# Information supplied

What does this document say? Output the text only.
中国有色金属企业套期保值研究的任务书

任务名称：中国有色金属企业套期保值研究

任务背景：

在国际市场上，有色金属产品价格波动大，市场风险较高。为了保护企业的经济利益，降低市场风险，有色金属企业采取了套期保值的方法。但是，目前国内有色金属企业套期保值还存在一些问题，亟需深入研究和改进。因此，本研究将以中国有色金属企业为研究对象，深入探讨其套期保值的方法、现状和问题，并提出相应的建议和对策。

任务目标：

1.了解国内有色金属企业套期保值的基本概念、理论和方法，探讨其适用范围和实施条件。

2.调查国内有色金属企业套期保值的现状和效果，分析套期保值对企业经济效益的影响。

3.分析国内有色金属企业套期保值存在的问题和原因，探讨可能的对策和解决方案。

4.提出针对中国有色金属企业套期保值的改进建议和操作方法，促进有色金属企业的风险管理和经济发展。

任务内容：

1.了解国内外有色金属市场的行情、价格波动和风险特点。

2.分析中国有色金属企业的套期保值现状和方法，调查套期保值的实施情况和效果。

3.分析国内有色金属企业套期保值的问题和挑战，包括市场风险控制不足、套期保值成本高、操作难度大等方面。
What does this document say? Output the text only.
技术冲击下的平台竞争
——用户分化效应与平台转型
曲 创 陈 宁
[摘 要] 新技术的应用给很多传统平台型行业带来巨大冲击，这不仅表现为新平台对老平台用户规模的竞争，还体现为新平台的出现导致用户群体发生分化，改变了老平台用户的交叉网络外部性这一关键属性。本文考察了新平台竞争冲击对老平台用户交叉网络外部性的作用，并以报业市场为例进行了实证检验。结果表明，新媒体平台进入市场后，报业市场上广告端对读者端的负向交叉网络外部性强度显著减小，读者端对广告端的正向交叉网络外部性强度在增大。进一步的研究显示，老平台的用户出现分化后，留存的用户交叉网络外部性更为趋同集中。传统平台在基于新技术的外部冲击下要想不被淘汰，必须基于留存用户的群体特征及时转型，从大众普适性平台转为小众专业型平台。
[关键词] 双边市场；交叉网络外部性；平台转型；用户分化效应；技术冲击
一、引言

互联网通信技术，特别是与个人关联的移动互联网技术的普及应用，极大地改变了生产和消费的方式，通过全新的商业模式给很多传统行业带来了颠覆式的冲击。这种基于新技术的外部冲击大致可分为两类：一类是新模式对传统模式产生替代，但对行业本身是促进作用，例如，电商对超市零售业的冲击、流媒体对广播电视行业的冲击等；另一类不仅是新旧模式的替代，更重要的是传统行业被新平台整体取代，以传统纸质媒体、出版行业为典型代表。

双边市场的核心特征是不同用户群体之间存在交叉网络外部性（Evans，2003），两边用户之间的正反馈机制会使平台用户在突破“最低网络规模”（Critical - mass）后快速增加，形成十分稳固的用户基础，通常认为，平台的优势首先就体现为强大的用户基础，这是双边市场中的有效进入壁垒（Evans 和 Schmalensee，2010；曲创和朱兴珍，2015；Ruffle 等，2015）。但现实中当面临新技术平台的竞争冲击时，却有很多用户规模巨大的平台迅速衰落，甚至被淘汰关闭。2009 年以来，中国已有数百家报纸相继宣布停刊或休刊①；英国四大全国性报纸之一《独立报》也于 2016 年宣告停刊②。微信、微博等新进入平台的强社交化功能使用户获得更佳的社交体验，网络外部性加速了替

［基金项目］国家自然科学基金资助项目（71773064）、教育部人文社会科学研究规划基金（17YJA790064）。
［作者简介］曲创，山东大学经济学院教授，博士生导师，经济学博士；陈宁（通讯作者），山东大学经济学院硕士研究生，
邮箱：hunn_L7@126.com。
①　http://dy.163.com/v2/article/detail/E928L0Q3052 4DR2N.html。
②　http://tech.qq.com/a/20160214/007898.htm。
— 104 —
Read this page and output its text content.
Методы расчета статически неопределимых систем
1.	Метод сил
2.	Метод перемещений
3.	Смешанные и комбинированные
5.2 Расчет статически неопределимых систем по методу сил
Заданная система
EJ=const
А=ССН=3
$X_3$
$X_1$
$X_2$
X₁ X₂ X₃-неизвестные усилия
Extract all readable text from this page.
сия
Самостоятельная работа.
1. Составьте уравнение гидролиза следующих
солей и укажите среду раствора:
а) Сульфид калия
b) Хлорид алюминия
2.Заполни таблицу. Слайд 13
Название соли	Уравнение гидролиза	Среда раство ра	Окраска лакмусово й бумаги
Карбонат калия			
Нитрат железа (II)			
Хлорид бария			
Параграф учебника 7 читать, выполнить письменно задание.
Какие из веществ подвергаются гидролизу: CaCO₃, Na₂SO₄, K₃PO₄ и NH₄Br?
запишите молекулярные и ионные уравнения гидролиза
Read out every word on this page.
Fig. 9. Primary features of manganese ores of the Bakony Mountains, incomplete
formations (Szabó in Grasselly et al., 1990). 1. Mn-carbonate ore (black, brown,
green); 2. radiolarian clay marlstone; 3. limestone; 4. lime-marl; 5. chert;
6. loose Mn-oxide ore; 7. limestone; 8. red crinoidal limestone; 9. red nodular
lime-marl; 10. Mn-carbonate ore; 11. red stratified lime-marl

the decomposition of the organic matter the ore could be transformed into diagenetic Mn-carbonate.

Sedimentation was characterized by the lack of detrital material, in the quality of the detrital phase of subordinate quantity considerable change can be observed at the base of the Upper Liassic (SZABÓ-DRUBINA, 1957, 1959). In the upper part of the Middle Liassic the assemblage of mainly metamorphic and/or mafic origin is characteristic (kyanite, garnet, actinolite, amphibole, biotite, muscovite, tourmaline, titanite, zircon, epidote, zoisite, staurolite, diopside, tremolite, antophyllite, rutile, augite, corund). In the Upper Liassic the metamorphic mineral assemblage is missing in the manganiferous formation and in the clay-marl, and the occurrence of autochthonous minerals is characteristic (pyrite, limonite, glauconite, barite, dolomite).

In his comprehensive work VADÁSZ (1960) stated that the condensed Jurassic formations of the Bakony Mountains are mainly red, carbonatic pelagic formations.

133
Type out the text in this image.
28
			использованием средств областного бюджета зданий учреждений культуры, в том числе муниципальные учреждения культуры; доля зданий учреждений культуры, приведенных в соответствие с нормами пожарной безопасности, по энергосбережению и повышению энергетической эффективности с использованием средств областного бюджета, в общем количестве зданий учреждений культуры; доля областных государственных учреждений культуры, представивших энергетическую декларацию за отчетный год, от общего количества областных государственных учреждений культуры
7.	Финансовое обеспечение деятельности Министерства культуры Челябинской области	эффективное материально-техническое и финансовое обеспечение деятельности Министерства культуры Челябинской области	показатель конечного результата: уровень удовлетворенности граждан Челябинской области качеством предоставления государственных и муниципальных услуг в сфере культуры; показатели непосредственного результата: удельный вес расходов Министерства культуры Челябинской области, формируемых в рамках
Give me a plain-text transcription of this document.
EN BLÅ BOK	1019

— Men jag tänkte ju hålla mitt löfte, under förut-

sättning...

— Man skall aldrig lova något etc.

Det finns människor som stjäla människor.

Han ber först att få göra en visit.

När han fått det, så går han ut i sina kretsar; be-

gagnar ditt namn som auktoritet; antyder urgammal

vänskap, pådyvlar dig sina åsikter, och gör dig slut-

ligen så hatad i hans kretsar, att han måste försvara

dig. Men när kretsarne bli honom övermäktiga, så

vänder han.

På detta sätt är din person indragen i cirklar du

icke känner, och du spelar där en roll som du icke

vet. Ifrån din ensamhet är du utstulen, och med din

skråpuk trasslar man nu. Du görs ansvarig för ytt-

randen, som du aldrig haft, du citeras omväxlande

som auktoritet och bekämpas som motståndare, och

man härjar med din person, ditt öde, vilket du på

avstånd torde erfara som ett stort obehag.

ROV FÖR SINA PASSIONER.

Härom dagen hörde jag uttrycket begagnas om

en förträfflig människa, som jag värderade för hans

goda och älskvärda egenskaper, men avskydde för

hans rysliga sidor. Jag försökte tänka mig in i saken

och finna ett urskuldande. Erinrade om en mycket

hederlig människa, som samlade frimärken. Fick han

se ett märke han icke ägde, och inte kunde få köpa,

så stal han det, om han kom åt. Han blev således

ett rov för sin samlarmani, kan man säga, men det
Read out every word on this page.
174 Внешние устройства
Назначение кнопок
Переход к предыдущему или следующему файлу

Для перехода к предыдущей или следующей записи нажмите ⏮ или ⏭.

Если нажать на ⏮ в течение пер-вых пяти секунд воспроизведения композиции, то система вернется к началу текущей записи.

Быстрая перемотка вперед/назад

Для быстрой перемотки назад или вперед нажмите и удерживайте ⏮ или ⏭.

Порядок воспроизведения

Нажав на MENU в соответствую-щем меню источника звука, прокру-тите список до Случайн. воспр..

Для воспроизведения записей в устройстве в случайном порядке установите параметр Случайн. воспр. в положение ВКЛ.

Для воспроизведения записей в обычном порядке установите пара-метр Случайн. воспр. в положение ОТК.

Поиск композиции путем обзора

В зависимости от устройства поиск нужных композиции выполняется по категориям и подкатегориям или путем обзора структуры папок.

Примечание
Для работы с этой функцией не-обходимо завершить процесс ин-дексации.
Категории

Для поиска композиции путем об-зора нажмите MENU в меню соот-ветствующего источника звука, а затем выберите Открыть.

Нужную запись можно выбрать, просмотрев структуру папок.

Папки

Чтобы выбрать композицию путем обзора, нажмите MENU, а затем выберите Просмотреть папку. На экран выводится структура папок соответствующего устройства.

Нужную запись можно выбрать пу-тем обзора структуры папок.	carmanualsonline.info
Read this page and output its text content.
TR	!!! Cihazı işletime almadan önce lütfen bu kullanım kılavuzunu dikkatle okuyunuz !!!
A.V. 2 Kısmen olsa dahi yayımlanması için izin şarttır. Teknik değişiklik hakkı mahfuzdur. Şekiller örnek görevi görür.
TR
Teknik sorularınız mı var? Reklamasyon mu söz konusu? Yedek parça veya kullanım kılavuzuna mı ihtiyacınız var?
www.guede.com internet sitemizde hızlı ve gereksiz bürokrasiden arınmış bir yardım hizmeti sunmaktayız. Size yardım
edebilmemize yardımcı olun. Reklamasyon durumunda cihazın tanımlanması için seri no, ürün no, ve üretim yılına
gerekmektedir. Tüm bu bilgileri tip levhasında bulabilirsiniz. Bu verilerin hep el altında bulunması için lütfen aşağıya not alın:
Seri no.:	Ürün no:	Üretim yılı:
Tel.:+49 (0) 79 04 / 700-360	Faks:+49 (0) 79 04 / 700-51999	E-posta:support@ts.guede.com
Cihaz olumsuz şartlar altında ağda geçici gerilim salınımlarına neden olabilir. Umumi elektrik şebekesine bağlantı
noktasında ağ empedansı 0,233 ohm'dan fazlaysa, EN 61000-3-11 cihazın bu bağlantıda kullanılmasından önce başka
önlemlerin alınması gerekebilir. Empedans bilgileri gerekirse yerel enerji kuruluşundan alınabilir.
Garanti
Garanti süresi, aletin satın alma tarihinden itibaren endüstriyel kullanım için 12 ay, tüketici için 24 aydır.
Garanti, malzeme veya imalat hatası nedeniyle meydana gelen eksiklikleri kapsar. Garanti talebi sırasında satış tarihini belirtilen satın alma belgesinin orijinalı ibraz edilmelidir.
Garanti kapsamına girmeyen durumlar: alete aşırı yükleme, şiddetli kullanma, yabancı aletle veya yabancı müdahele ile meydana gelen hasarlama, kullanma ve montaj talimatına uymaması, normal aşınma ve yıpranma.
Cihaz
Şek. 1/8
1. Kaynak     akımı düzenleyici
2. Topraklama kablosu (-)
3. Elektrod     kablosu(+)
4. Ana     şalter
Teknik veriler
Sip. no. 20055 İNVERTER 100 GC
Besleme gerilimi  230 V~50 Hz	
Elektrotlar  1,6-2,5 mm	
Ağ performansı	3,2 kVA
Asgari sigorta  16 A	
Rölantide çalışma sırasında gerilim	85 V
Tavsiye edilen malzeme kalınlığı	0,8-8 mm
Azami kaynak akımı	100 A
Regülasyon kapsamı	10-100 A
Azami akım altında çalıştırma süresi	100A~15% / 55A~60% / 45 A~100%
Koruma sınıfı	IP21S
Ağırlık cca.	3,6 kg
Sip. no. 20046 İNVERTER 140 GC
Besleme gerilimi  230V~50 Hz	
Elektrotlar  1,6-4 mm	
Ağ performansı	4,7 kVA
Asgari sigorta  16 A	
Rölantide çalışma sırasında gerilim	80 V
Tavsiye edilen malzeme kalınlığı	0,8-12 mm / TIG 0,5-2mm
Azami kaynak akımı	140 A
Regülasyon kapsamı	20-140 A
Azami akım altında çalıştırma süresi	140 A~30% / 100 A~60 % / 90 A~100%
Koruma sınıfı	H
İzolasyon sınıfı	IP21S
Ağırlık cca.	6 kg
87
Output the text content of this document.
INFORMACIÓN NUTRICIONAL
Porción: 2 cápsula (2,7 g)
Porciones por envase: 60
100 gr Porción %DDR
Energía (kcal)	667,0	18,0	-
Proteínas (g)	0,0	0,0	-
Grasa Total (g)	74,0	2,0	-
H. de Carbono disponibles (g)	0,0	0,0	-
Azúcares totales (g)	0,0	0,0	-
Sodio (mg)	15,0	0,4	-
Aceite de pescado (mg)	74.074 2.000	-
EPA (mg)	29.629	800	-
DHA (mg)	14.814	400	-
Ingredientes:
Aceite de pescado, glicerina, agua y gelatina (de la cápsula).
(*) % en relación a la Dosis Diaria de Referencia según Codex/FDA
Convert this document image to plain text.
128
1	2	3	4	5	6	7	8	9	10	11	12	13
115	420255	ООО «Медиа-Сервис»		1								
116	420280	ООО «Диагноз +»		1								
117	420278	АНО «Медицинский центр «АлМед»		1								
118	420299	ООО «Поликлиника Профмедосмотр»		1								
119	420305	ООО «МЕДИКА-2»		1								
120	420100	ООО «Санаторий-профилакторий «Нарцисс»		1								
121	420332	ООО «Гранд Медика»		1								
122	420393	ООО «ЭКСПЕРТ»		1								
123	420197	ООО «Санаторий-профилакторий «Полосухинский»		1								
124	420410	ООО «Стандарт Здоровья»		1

# Task brief
Locate the lines above that contain "запись" and copy them.

# The completed task
Нужную запись можно выбрать, просмотрев структуру папок.
Нужную запись можно выбрать пу-тем обзора структуры папок.	carmanualsonline.info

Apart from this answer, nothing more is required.